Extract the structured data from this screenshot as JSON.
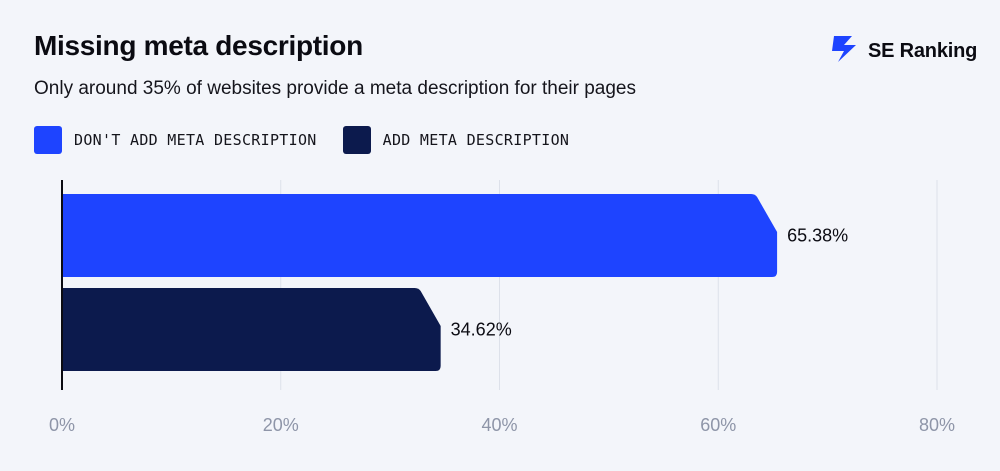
{
  "header": {
    "title": "Missing meta description",
    "subtitle": "Only around 35% of websites provide a meta description for their pages"
  },
  "brand": {
    "name": "SE Ranking",
    "icon": "se-ranking-logo-icon",
    "color": "#1e44ff"
  },
  "legend": [
    {
      "label": "DON'T ADD META DESCRIPTION",
      "color": "#1e44ff"
    },
    {
      "label": "ADD META DESCRIPTION",
      "color": "#0c1a4d"
    }
  ],
  "chart_data": {
    "type": "bar",
    "orientation": "horizontal",
    "title": "Missing meta description",
    "subtitle": "Only around 35% of websites provide a meta description for their pages",
    "categories": [
      "DON'T ADD META DESCRIPTION",
      "ADD META DESCRIPTION"
    ],
    "values": [
      65.38,
      34.62
    ],
    "value_labels": [
      "65.38%",
      "34.62%"
    ],
    "colors": [
      "#1e44ff",
      "#0c1a4d"
    ],
    "xlim": [
      0,
      80
    ],
    "xticks": [
      0,
      20,
      40,
      60,
      80
    ],
    "xtick_labels": [
      "0%",
      "20%",
      "40%",
      "60%",
      "80%"
    ],
    "xlabel": "",
    "ylabel": "",
    "grid": true,
    "legend_position": "top-left"
  }
}
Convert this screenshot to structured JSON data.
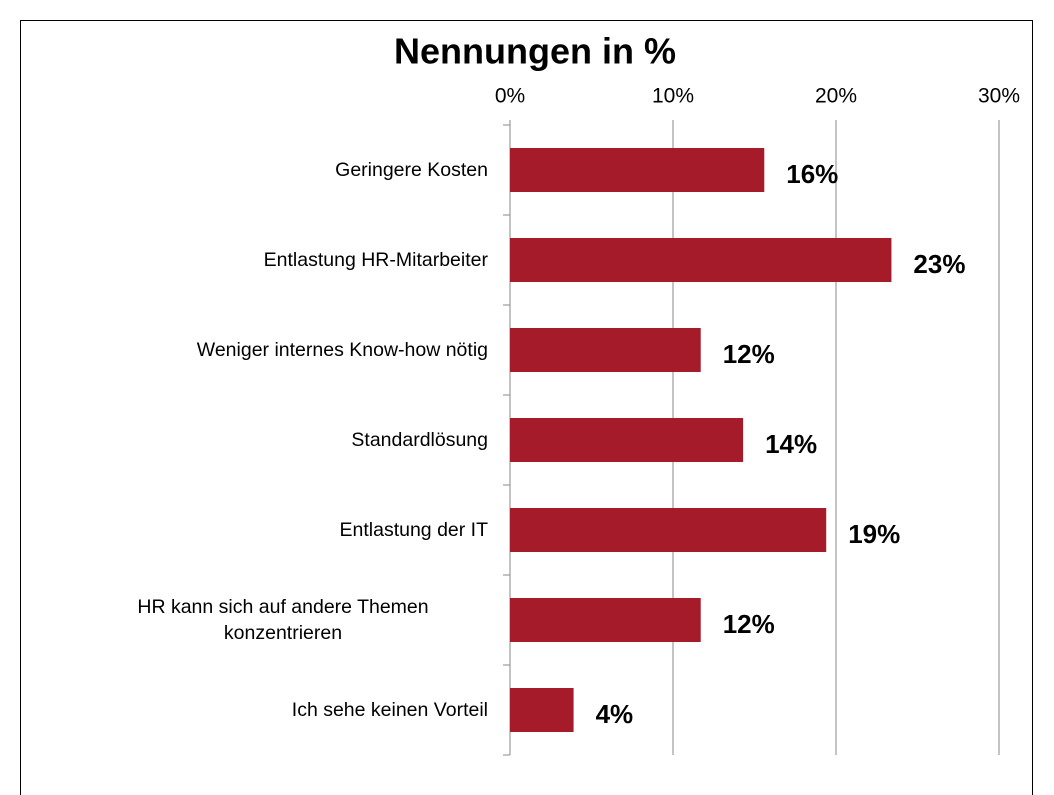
{
  "chart_data": {
    "type": "bar",
    "orientation": "horizontal",
    "title": "Nennungen in %",
    "categories": [
      "Geringere Kosten",
      "Entlastung HR-Mitarbeiter",
      "Weniger internes Know-how nötig",
      "Standardlösung",
      "Entlastung der IT",
      "HR kann sich auf andere Themen konzentrieren",
      "Ich sehe keinen Vorteil"
    ],
    "values": [
      15.6,
      23.4,
      11.7,
      14.3,
      19.4,
      11.7,
      3.9
    ],
    "value_labels": [
      "16%",
      "23%",
      "12%",
      "14%",
      "19%",
      "12%",
      "4%"
    ],
    "color": "#a51b2a",
    "xlim": [
      0,
      30
    ],
    "xticks": [
      {
        "value": 0,
        "label": "0%"
      },
      {
        "value": 10,
        "label": "10%"
      },
      {
        "value": 20,
        "label": "20%"
      },
      {
        "value": 30,
        "label": "30%"
      }
    ],
    "grid": true
  }
}
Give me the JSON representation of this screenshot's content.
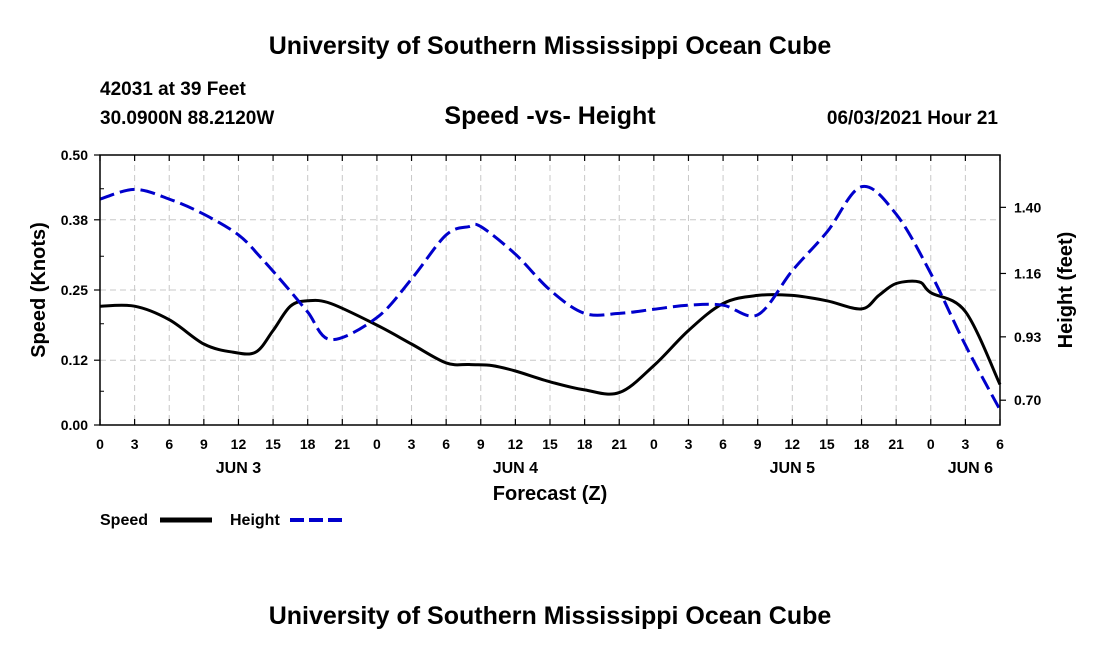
{
  "header": {
    "title": "University of Southern Mississippi Ocean Cube",
    "station": "42031 at 39 Feet",
    "position": "30.0900N  88.2120W",
    "datetime": "06/03/2021 Hour 21",
    "footer": "University of Southern Mississippi Ocean Cube"
  },
  "chart_data": {
    "type": "line",
    "title": "Speed -vs- Height",
    "xlabel": "Forecast (Z)",
    "ylabel_left": "Speed (Knots)",
    "ylabel_right": "Height (feet)",
    "x_hours": [
      0,
      3,
      6,
      9,
      12,
      15,
      18,
      21,
      24,
      27,
      30,
      33,
      36,
      39,
      42,
      45,
      48,
      51,
      54,
      57,
      60,
      63,
      66,
      69,
      72,
      75,
      78
    ],
    "x_tick_labels": [
      "0",
      "3",
      "6",
      "9",
      "12",
      "15",
      "18",
      "21",
      "0",
      "3",
      "6",
      "9",
      "12",
      "15",
      "18",
      "21",
      "0",
      "3",
      "6",
      "9",
      "12",
      "15",
      "18",
      "21",
      "0",
      "3",
      "6"
    ],
    "day_labels": [
      {
        "label": "JUN 3",
        "hour": 12
      },
      {
        "label": "JUN 4",
        "hour": 36
      },
      {
        "label": "JUN 5",
        "hour": 60
      },
      {
        "label": "JUN 6",
        "hour": 75
      }
    ],
    "y_left": {
      "range": [
        0,
        0.5
      ],
      "ticks": [
        "0.00",
        "0.12",
        "0.25",
        "0.38",
        "0.50"
      ]
    },
    "y_right": {
      "range": [
        0.61,
        1.59
      ],
      "ticks": [
        "0.70",
        "0.93",
        "1.16",
        "1.40"
      ]
    },
    "series": [
      {
        "name": "Speed",
        "color": "#000000",
        "axis": "left",
        "hours": [
          0,
          3,
          6,
          9,
          11.5,
          13.5,
          15,
          16.5,
          18,
          20,
          24,
          27,
          30,
          32,
          34,
          36,
          39,
          42,
          45,
          48,
          51,
          54,
          57,
          60,
          63,
          66,
          67.5,
          69,
          71,
          72,
          75,
          78
        ],
        "values": [
          0.22,
          0.22,
          0.195,
          0.15,
          0.135,
          0.135,
          0.175,
          0.22,
          0.23,
          0.225,
          0.185,
          0.15,
          0.115,
          0.112,
          0.11,
          0.1,
          0.08,
          0.065,
          0.06,
          0.11,
          0.175,
          0.225,
          0.24,
          0.24,
          0.23,
          0.215,
          0.24,
          0.262,
          0.265,
          0.245,
          0.21,
          0.075
        ]
      },
      {
        "name": "Height",
        "color": "#0000cc",
        "axis": "right",
        "hours": [
          0,
          3,
          6,
          9,
          12,
          14,
          16,
          18,
          20,
          24,
          27,
          30,
          32,
          33,
          36,
          39,
          42,
          45,
          48,
          51,
          54,
          57,
          60,
          63,
          66,
          69,
          72,
          75,
          78
        ],
        "values": [
          1.43,
          1.465,
          1.43,
          1.375,
          1.3,
          1.215,
          1.12,
          1.02,
          0.92,
          1.0,
          1.14,
          1.3,
          1.33,
          1.33,
          1.23,
          1.1,
          1.015,
          1.015,
          1.03,
          1.045,
          1.045,
          1.01,
          1.17,
          1.31,
          1.475,
          1.375,
          1.16,
          0.9,
          0.665
        ]
      }
    ],
    "legend": [
      {
        "label": "Speed",
        "color": "#000000",
        "style": "solid"
      },
      {
        "label": "Height",
        "color": "#0000cc",
        "style": "dashed"
      }
    ],
    "grid": true
  }
}
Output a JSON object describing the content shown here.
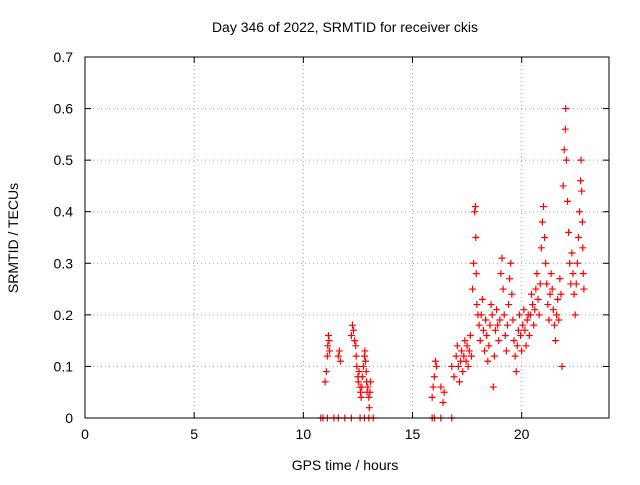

+ + + +

Output all the records, word for word, with no pictures in the copy.

Extract the structured data from this screenshot as JSON.
{
  "header": {
    "title": "Missing meta description",
    "subtitle": "Only around 35% of websites provide a meta description for their pages"
  },
  "brand": {
    "name": "SE Ranking",
    "icon": "se-ranking-logo-icon",
    "color": "#1e44ff"
  },
  "legend": [
    {
      "label": "DON'T ADD META DESCRIPTION",
      "color": "#1e44ff"
    },
    {
      "label": "ADD META DESCRIPTION",
      "color": "#0c1a4d"
    }
  ],
  "chart_data": {
    "type": "bar",
    "orientation": "horizontal",
    "title": "Missing meta description",
    "subtitle": "Only around 35% of websites provide a meta description for their pages",
    "categories": [
      "DON'T ADD META DESCRIPTION",
      "ADD META DESCRIPTION"
    ],
    "values": [
      65.38,
      34.62
    ],
    "value_labels": [
      "65.38%",
      "34.62%"
    ],
    "colors": [
      "#1e44ff",
      "#0c1a4d"
    ],
    "xlim": [
      0,
      80
    ],
    "xticks": [
      0,
      20,
      40,
      60,
      80
    ],
    "xtick_labels": [
      "0%",
      "20%",
      "40%",
      "60%",
      "80%"
    ],
    "xlabel": "",
    "ylabel": "",
    "grid": true,
    "legend_position": "top-left"
  }
}
Convert this screenshot to structured JSON data.
{
  "chart_data": {
    "type": "bar",
    "orientation": "horizontal",
    "title": "Nennungen in %",
    "categories": [
      "Geringere Kosten",
      "Entlastung HR-Mitarbeiter",
      "Weniger internes Know-how nötig",
      "Standardlösung",
      "Entlastung der IT",
      "HR kann sich auf andere Themen konzentrieren",
      "Ich sehe keinen Vorteil"
    ],
    "values": [
      15.6,
      23.4,
      11.7,
      14.3,
      19.4,
      11.7,
      3.9
    ],
    "value_labels": [
      "16%",
      "23%",
      "12%",
      "14%",
      "19%",
      "12%",
      "4%"
    ],
    "color": "#a51b2a",
    "xlim": [
      0,
      30
    ],
    "xticks": [
      {
        "value": 0,
        "label": "0%"
      },
      {
        "value": 10,
        "label": "10%"
      },
      {
        "value": 20,
        "label": "20%"
      },
      {
        "value": 30,
        "label": "30%"
      }
    ],
    "grid": true
  }
}
Give me the JSON representation of this screenshot's content.
{
  "header": {
    "title": "University of Southern Mississippi Ocean Cube",
    "station": "42031 at 39 Feet",
    "position": "30.0900N  88.2120W",
    "datetime": "06/03/2021 Hour 21",
    "footer": "University of Southern Mississippi Ocean Cube"
  },
  "chart_data": {
    "type": "line",
    "title": "Speed -vs- Height",
    "xlabel": "Forecast (Z)",
    "ylabel_left": "Speed (Knots)",
    "ylabel_right": "Height (feet)",
    "x_hours": [
      0,
      3,
      6,
      9,
      12,
      15,
      18,
      21,
      24,
      27,
      30,
      33,
      36,
      39,
      42,
      45,
      48,
      51,
      54,
      57,
      60,
      63,
      66,
      69,
      72,
      75,
      78
    ],
    "x_tick_labels": [
      "0",
      "3",
      "6",
      "9",
      "12",
      "15",
      "18",
      "21",
      "0",
      "3",
      "6",
      "9",
      "12",
      "15",
      "18",
      "21",
      "0",
      "3",
      "6",
      "9",
      "12",
      "15",
      "18",
      "21",
      "0",
      "3",
      "6"
    ],
    "day_labels": [
      {
        "label": "JUN 3",
        "hour": 12
      },
      {
        "label": "JUN 4",
        "hour": 36
      },
      {
        "label": "JUN 5",
        "hour": 60
      },
      {
        "label": "JUN 6",
        "hour": 75
      }
    ],
    "y_left": {
      "range": [
        0,
        0.5
      ],
      "ticks": [
        "0.00",
        "0.12",
        "0.25",
        "0.38",
        "0.50"
      ]
    },
    "y_right": {
      "range": [
        0.61,
        1.59
      ],
      "ticks": [
        "0.70",
        "0.93",
        "1.16",
        "1.40"
      ]
    },
    "series": [
      {
        "name": "Speed",
        "color": "#000000",
        "axis": "left",
        "hours": [
          0,
          3,
          6,
          9,
          11.5,
          13.5,
          15,
          16.5,
          18,
          20,
          24,
          27,
          30,
          32,
          34,
          36,
          39,
          42,
          45,
          48,
          51,
          54,
          57,
          60,
          63,
          66,
          67.5,
          69,
          71,
          72,
          75,
          78
        ],
        "values": [
          0.22,
          0.22,
          0.195,
          0.15,
          0.135,
          0.135,
          0.175,
          0.22,
          0.23,
          0.225,
          0.185,
          0.15,
          0.115,
          0.112,
          0.11,
          0.1,
          0.08,
          0.065,
          0.06,
          0.11,
          0.175,
          0.225,
          0.24,
          0.24,
          0.23,
          0.215,
          0.24,
          0.262,
          0.265,
          0.245,
          0.21,
          0.075
        ]
      },
      {
        "name": "Height",
        "color": "#0000cc",
        "axis": "right",
        "hours": [
          0,
          3,
          6,
          9,
          12,
          14,
          16,
          18,
          20,
          24,
          27,
          30,
          32,
          33,
          36,
          39,
          42,
          45,
          48,
          51,
          54,
          57,
          60,
          63,
          66,
          69,
          72,
          75,
          78
        ],
        "values": [
          1.43,
          1.465,
          1.43,
          1.375,
          1.3,
          1.215,
          1.12,
          1.02,
          0.92,
          1.0,
          1.14,
          1.3,
          1.33,
          1.33,
          1.23,
          1.1,
          1.015,
          1.015,
          1.03,
          1.045,
          1.045,
          1.01,
          1.17,
          1.31,
          1.475,
          1.375,
          1.16,
          0.9,
          0.665
        ]
      }
    ],
    "legend": [
      {
        "label": "Speed",
        "color": "#000000",
        "style": "solid"
      },
      {
        "label": "Height",
        "color": "#0000cc",
        "style": "dashed"
      }
    ],
    "grid": true
  }
}
Output a JSON object describing the content shown here.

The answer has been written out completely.